- Your task
Transcribe the full listing exactly, and drop every picture.

- Exercise data
--------
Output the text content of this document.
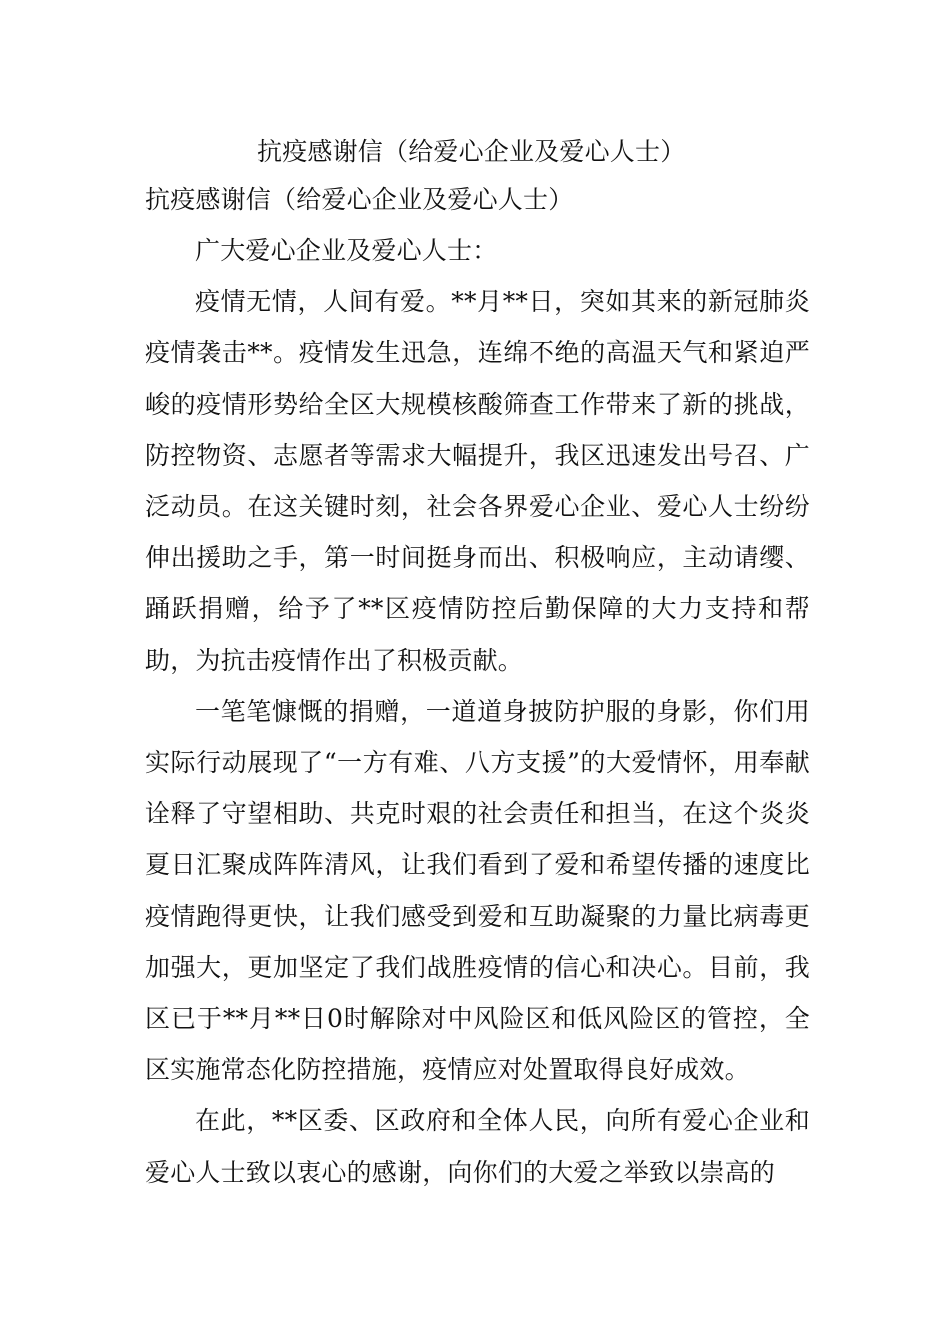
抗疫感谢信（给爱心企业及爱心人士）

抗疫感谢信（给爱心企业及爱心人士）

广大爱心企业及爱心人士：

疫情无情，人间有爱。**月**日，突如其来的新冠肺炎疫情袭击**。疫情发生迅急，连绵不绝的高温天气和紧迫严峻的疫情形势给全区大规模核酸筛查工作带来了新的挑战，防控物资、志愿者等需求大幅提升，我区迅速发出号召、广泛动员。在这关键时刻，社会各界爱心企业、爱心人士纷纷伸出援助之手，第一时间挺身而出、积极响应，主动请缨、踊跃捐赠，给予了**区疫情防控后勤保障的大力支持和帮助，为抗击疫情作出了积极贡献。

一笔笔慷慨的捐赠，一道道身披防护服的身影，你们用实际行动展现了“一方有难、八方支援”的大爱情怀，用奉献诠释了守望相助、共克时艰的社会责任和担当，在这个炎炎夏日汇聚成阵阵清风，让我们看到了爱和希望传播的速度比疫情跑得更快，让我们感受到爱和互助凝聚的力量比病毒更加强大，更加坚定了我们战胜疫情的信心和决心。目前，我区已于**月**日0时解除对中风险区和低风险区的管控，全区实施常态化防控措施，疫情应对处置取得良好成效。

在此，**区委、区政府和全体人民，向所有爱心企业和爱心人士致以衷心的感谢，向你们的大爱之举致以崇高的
--------
- Result
Output the text content of this document.
抗疫感谢信（给爱心企业及爱心人士）

抗疫感谢信（给爱心企业及爱心人士）

广大爱心企业及爱心人士：

疫情无情，人间有爱。**月**日，突如其来的新冠肺炎疫情袭击**。疫情发生迅急，连绵不绝的高温天气和紧迫严峻的疫情形势给全区大规模核酸筛查工作带来了新的挑战，防控物资、志愿者等需求大幅提升，我区迅速发出号召、广泛动员。在这关键时刻，社会各界爱心企业、爱心人士纷纷伸出援助之手，第一时间挺身而出、积极响应，主动请缨、踊跃捐赠，给予了**区疫情防控后勤保障的大力支持和帮助，为抗击疫情作出了积极贡献。

一笔笔慷慨的捐赠，一道道身披防护服的身影，你们用实际行动展现了“一方有难、八方支援”的大爱情怀，用奉献诠释了守望相助、共克时艰的社会责任和担当，在这个炎炎夏日汇聚成阵阵清风，让我们看到了爱和希望传播的速度比疫情跑得更快，让我们感受到爱和互助凝聚的力量比病毒更加强大，更加坚定了我们战胜疫情的信心和决心。目前，我区已于**月**日0时解除对中风险区和低风险区的管控，全区实施常态化防控措施，疫情应对处置取得良好成效。

在此，**区委、区政府和全体人民，向所有爱心企业和爱心人士致以衷心的感谢，向你们的大爱之举致以崇高的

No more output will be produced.